Work instructions:
Repeat the material below word for word and leave out all pictures.
Start of Supplied entries
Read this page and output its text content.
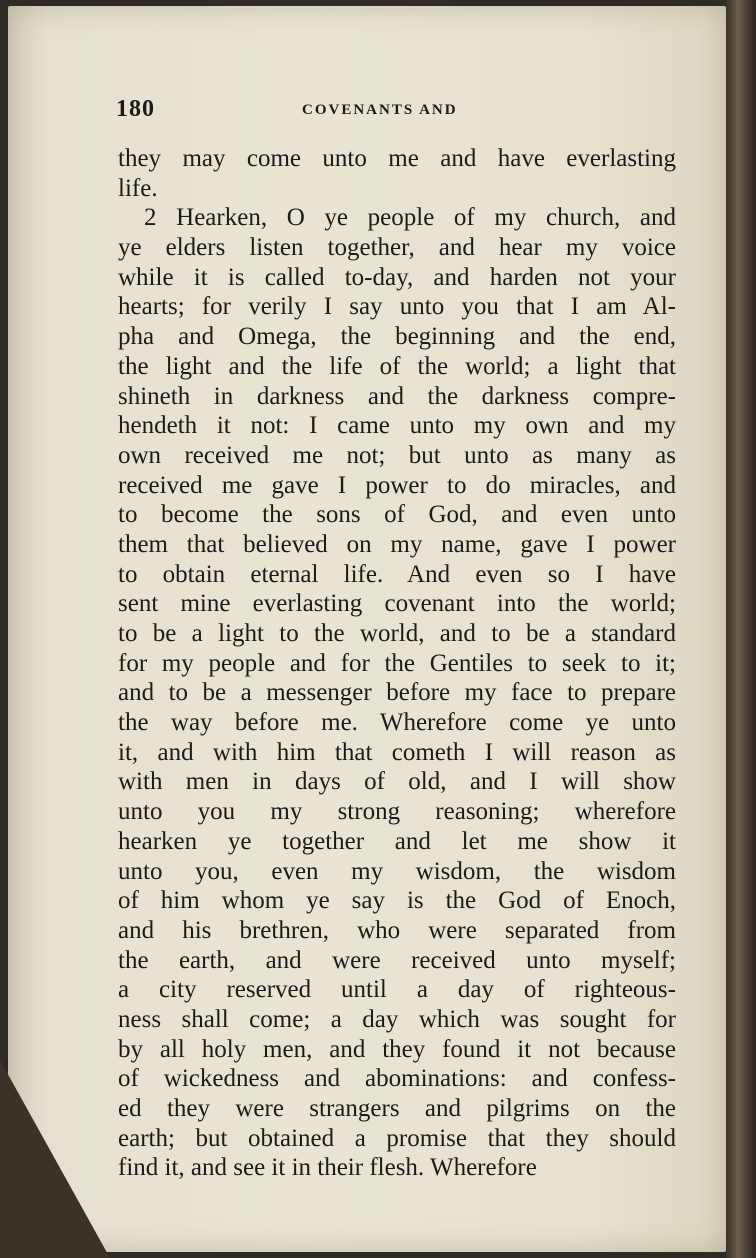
180	COVENANTS AND
they may come unto me and have everlasting
life.
2 Hearken, O ye people of my church, and
ye elders listen together, and hear my voice
while it is called to-day, and harden not your
hearts; for verily I say unto you that I am Al-
pha and Omega, the beginning and the end,
the light and the life of the world; a light that
shineth in darkness and the darkness compre-
hendeth it not: I came unto my own and my
own received me not; but unto as many as
received me gave I power to do miracles, and
to become the sons of God, and even unto
them that believed on my name, gave I power
to obtain eternal life. And even so I have
sent mine everlasting covenant into the world;
to be a light to the world, and to be a standard
for my people and for the Gentiles to seek to it;
and to be a messenger before my face to prepare
the way before me. Wherefore come ye unto
it, and with him that cometh I will reason as
with men in days of old, and I will show
unto you my strong reasoning; wherefore
hearken ye together and let me show it
unto you, even my wisdom, the wisdom
of him whom ye say is the God of Enoch,
and his brethren, who were separated from
the earth, and were received unto myself;
a city reserved until a day of righteous-
ness shall come; a day which was sought for
by all holy men, and they found it not because
of wickedness and abominations: and confess-
ed they were strangers and pilgrims on the
earth; but obtained a promise that they should
find it, and see it in their flesh. Wherefore
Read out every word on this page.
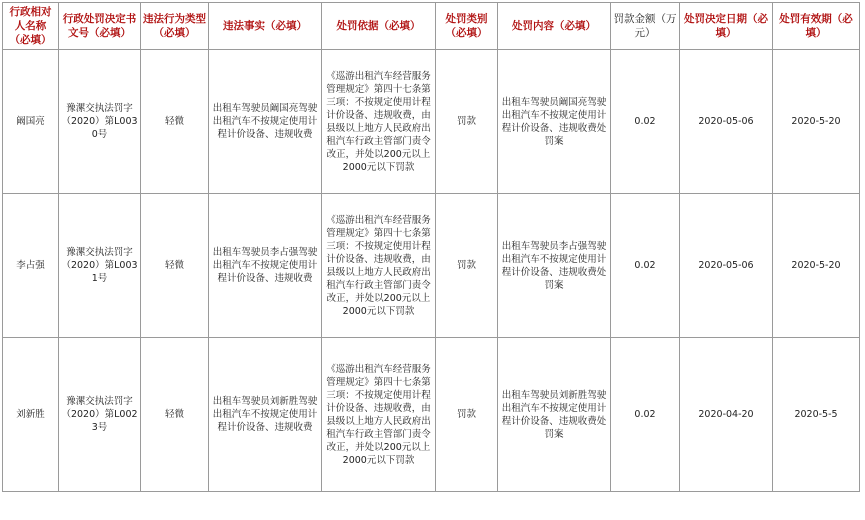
行政相对人名称（必填）	行政处罚决定书文号（必填）	违法行为类型（必填）	违法事实（必填）	处罚依据（必填）	处罚类别（必填）	处罚内容（必填）	罚款金额（万元）	处罚决定日期（必填）	处罚有效期（必填）
阚国亮	豫漯交执法罚字（2020）第L0030号	轻微	出租车驾驶员阚国亮驾驶出租汽车不按规定使用计程计价设备、违规收费	《巡游出租汽车经营服务管理规定》第四十七条第三项：不按规定使用计程计价设备、违规收费，由县级以上地方人民政府出租汽车行政主管部门责令改正，并处以200元以上2000元以下罚款	罚款	出租车驾驶员阚国亮驾驶出租汽车不按规定使用计程计价设备、违规收费处罚案	0.02	2020-05-06	2020-5-20
李占强	豫漯交执法罚字（2020）第L0031号	轻微	出租车驾驶员李占强驾驶出租汽车不按规定使用计程计价设备、违规收费	《巡游出租汽车经营服务管理规定》第四十七条第三项：不按规定使用计程计价设备、违规收费，由县级以上地方人民政府出租汽车行政主管部门责令改正，并处以200元以上2000元以下罚款	罚款	出租车驾驶员李占强驾驶出租汽车不按规定使用计程计价设备、违规收费处罚案	0.02	2020-05-06	2020-5-20
刘新胜	豫漯交执法罚字（2020）第L0023号	轻微	出租车驾驶员刘新胜驾驶出租汽车不按规定使用计程计价设备、违规收费	《巡游出租汽车经营服务管理规定》第四十七条第三项：不按规定使用计程计价设备、违规收费，由县级以上地方人民政府出租汽车行政主管部门责令改正，并处以200元以上2000元以下罚款	罚款	出租车驾驶员刘新胜驾驶出租汽车不按规定使用计程计价设备、违规收费处罚案	0.02	2020-04-20	2020-5-5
End of Supplied entries
The result:
Read this page and output its text content.
180	COVENANTS AND
they may come unto me and have everlasting
life.
2 Hearken, O ye people of my church, and
ye elders listen together, and hear my voice
while it is called to-day, and harden not your
hearts; for verily I say unto you that I am Al-
pha and Omega, the beginning and the end,
the light and the life of the world; a light that
shineth in darkness and the darkness compre-
hendeth it not: I came unto my own and my
own received me not; but unto as many as
received me gave I power to do miracles, and
to become the sons of God, and even unto
them that believed on my name, gave I power
to obtain eternal life. And even so I have
sent mine everlasting covenant into the world;
to be a light to the world, and to be a standard
for my people and for the Gentiles to seek to it;
and to be a messenger before my face to prepare
the way before me. Wherefore come ye unto
it, and with him that cometh I will reason as
with men in days of old, and I will show
unto you my strong reasoning; wherefore
hearken ye together and let me show it
unto you, even my wisdom, the wisdom
of him whom ye say is the God of Enoch,
and his brethren, who were separated from
the earth, and were received unto myself;
a city reserved until a day of righteous-
ness shall come; a day which was sought for
by all holy men, and they found it not because
of wickedness and abominations: and confess-
ed they were strangers and pilgrims on the
earth; but obtained a promise that they should
find it, and see it in their flesh. Wherefore
Read out every word on this page.
行政相对人名称（必填）	行政处罚决定书文号（必填）	违法行为类型（必填）	违法事实（必填）	处罚依据（必填）	处罚类别（必填）	处罚内容（必填）	罚款金额（万元）	处罚决定日期（必填）	处罚有效期（必填）
阚国亮	豫漯交执法罚字（2020）第L0030号	轻微	出租车驾驶员阚国亮驾驶出租汽车不按规定使用计程计价设备、违规收费	《巡游出租汽车经营服务管理规定》第四十七条第三项：不按规定使用计程计价设备、违规收费，由县级以上地方人民政府出租汽车行政主管部门责令改正，并处以200元以上2000元以下罚款	罚款	出租车驾驶员阚国亮驾驶出租汽车不按规定使用计程计价设备、违规收费处罚案	0.02	2020-05-06	2020-5-20
李占强	豫漯交执法罚字（2020）第L0031号	轻微	出租车驾驶员李占强驾驶出租汽车不按规定使用计程计价设备、违规收费	《巡游出租汽车经营服务管理规定》第四十七条第三项：不按规定使用计程计价设备、违规收费，由县级以上地方人民政府出租汽车行政主管部门责令改正，并处以200元以上2000元以下罚款	罚款	出租车驾驶员李占强驾驶出租汽车不按规定使用计程计价设备、违规收费处罚案	0.02	2020-05-06	2020-5-20
刘新胜	豫漯交执法罚字（2020）第L0023号	轻微	出租车驾驶员刘新胜驾驶出租汽车不按规定使用计程计价设备、违规收费	《巡游出租汽车经营服务管理规定》第四十七条第三项：不按规定使用计程计价设备、违规收费，由县级以上地方人民政府出租汽车行政主管部门责令改正，并处以200元以上2000元以下罚款	罚款	出租车驾驶员刘新胜驾驶出租汽车不按规定使用计程计价设备、违规收费处罚案	0.02	2020-04-20	2020-5-5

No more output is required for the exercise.